Exercise data section start

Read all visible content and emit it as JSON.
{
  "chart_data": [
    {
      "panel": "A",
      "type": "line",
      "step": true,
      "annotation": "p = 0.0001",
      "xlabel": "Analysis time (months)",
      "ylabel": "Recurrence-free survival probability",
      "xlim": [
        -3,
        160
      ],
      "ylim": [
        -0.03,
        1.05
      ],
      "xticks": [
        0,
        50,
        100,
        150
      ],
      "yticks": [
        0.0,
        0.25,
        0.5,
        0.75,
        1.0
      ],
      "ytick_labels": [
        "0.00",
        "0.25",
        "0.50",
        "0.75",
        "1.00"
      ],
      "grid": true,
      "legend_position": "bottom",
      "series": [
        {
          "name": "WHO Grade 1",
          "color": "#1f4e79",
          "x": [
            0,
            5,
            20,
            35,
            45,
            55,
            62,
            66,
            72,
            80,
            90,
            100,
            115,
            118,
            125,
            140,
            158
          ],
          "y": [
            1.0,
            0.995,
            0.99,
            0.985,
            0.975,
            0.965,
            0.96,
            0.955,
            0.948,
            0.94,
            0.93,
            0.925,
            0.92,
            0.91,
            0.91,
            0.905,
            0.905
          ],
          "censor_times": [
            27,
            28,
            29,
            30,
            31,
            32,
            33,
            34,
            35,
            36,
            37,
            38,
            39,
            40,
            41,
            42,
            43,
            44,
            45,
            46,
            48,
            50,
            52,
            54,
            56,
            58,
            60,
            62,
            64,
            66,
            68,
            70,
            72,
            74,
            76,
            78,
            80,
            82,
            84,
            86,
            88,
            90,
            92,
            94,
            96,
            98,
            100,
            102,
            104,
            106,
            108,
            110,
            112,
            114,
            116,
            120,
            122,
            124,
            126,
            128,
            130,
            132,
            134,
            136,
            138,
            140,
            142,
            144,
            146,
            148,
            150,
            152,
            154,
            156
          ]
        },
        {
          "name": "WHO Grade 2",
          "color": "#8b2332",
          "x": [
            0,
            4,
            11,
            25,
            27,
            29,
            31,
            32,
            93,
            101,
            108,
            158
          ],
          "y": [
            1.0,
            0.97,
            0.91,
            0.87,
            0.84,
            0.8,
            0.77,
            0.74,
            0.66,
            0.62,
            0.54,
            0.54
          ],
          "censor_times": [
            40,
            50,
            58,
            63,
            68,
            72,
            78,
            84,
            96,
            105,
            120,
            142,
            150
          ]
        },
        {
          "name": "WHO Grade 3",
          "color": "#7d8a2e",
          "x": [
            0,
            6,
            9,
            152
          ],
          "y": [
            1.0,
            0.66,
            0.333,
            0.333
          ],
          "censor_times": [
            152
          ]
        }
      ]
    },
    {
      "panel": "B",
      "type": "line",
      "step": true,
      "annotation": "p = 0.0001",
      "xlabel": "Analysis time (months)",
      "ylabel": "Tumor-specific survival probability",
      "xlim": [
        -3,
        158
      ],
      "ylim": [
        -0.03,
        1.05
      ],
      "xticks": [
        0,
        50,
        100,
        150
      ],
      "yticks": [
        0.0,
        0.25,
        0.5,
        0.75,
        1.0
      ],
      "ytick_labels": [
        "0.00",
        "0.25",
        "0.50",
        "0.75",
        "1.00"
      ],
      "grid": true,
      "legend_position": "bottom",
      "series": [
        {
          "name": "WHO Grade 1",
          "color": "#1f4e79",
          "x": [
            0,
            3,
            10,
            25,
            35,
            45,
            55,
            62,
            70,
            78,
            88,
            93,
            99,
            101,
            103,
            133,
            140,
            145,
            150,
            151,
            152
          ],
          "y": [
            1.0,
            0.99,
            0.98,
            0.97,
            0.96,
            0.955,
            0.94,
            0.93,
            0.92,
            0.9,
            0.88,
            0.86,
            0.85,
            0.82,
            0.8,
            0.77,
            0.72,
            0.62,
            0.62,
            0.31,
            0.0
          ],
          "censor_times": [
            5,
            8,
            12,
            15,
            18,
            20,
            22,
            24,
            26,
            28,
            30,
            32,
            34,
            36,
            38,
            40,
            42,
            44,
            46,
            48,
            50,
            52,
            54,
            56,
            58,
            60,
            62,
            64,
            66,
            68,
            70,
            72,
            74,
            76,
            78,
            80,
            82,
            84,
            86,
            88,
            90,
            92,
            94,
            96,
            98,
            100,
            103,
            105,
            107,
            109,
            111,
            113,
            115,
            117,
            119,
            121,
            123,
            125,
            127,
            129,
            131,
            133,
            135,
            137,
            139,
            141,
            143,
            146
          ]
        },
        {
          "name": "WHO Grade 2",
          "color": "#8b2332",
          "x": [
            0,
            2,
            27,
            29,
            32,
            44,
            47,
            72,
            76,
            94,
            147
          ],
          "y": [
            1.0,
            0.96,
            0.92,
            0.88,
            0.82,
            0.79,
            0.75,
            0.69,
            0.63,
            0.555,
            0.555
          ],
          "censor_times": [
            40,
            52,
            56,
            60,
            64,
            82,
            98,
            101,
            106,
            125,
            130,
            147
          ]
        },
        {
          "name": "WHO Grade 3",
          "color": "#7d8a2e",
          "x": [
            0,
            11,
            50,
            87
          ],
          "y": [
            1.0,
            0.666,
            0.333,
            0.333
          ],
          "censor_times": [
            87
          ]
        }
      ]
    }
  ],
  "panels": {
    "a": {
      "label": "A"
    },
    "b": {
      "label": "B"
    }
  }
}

Exercise data section end

Task prompt:
Output the records exactly.

Written answer:
Read all visible content and emit it as JSON.
{
  "chart_data": [
    {
      "panel": "A",
      "type": "line",
      "step": true,
      "annotation": "p = 0.0001",
      "xlabel": "Analysis time (months)",
      "ylabel": "Recurrence-free survival probability",
      "xlim": [
        -3,
        160
      ],
      "ylim": [
        -0.03,
        1.05
      ],
      "xticks": [
        0,
        50,
        100,
        150
      ],
      "yticks": [
        0.0,
        0.25,
        0.5,
        0.75,
        1.0
      ],
      "ytick_labels": [
        "0.00",
        "0.25",
        "0.50",
        "0.75",
        "1.00"
      ],
      "grid": true,
      "legend_position": "bottom",
      "series": [
        {
          "name": "WHO Grade 1",
          "color": "#1f4e79",
          "x": [
            0,
            5,
            20,
            35,
            45,
            55,
            62,
            66,
            72,
            80,
            90,
            100,
            115,
            118,
            125,
            140,
            158
          ],
          "y": [
            1.0,
            0.995,
            0.99,
            0.985,
            0.975,
            0.965,
            0.96,
            0.955,
            0.948,
            0.94,
            0.93,
            0.925,
            0.92,
            0.91,
            0.91,
            0.905,
            0.905
          ],
          "censor_times": [
            27,
            28,
            29,
            30,
            31,
            32,
            33,
            34,
            35,
            36,
            37,
            38,
            39,
            40,
            41,
            42,
            43,
            44,
            45,
            46,
            48,
            50,
            52,
            54,
            56,
            58,
            60,
            62,
            64,
            66,
            68,
            70,
            72,
            74,
            76,
            78,
            80,
            82,
            84,
            86,
            88,
            90,
            92,
            94,
            96,
            98,
            100,
            102,
            104,
            106,
            108,
            110,
            112,
            114,
            116,
            120,
            122,
            124,
            126,
            128,
            130,
            132,
            134,
            136,
            138,
            140,
            142,
            144,
            146,
            148,
            150,
            152,
            154,
            156
          ]
        },
        {
          "name": "WHO Grade 2",
          "color": "#8b2332",
          "x": [
            0,
            4,
            11,
            25,
            27,
            29,
            31,
            32,
            93,
            101,
            108,
            158
          ],
          "y": [
            1.0,
            0.97,
            0.91,
            0.87,
            0.84,
            0.8,
            0.77,
            0.74,
            0.66,
            0.62,
            0.54,
            0.54
          ],
          "censor_times": [
            40,
            50,
            58,
            63,
            68,
            72,
            78,
            84,
            96,
            105,
            120,
            142,
            150
          ]
        },
        {
          "name": "WHO Grade 3",
          "color": "#7d8a2e",
          "x": [
            0,
            6,
            9,
            152
          ],
          "y": [
            1.0,
            0.66,
            0.333,
            0.333
          ],
          "censor_times": [
            152
          ]
        }
      ]
    },
    {
      "panel": "B",
      "type": "line",
      "step": true,
      "annotation": "p = 0.0001",
      "xlabel": "Analysis time (months)",
      "ylabel": "Tumor-specific survival probability",
      "xlim": [
        -3,
        158
      ],
      "ylim": [
        -0.03,
        1.05
      ],
      "xticks": [
        0,
        50,
        100,
        150
      ],
      "yticks": [
        0.0,
        0.25,
        0.5,
        0.75,
        1.0
      ],
      "ytick_labels": [
        "0.00",
        "0.25",
        "0.50",
        "0.75",
        "1.00"
      ],
      "grid": true,
      "legend_position": "bottom",
      "series": [
        {
          "name": "WHO Grade 1",
          "color": "#1f4e79",
          "x": [
            0,
            3,
            10,
            25,
            35,
            45,
            55,
            62,
            70,
            78,
            88,
            93,
            99,
            101,
            103,
            133,
            140,
            145,
            150,
            151,
            152
          ],
          "y": [
            1.0,
            0.99,
            0.98,
            0.97,
            0.96,
            0.955,
            0.94,
            0.93,
            0.92,
            0.9,
            0.88,
            0.86,
            0.85,
            0.82,
            0.8,
            0.77,
            0.72,
            0.62,
            0.62,
            0.31,
            0.0
          ],
          "censor_times": [
            5,
            8,
            12,
            15,
            18,
            20,
            22,
            24,
            26,
            28,
            30,
            32,
            34,
            36,
            38,
            40,
            42,
            44,
            46,
            48,
            50,
            52,
            54,
            56,
            58,
            60,
            62,
            64,
            66,
            68,
            70,
            72,
            74,
            76,
            78,
            80,
            82,
            84,
            86,
            88,
            90,
            92,
            94,
            96,
            98,
            100,
            103,
            105,
            107,
            109,
            111,
            113,
            115,
            117,
            119,
            121,
            123,
            125,
            127,
            129,
            131,
            133,
            135,
            137,
            139,
            141,
            143,
            146
          ]
        },
        {
          "name": "WHO Grade 2",
          "color": "#8b2332",
          "x": [
            0,
            2,
            27,
            29,
            32,
            44,
            47,
            72,
            76,
            94,
            147
          ],
          "y": [
            1.0,
            0.96,
            0.92,
            0.88,
            0.82,
            0.79,
            0.75,
            0.69,
            0.63,
            0.555,
            0.555
          ],
          "censor_times": [
            40,
            52,
            56,
            60,
            64,
            82,
            98,
            101,
            106,
            125,
            130,
            147
          ]
        },
        {
          "name": "WHO Grade 3",
          "color": "#7d8a2e",
          "x": [
            0,
            11,
            50,
            87
          ],
          "y": [
            1.0,
            0.666,
            0.333,
            0.333
          ],
          "censor_times": [
            87
          ]
        }
      ]
    }
  ],
  "panels": {
    "a": {
      "label": "A"
    },
    "b": {
      "label": "B"
    }
  }
}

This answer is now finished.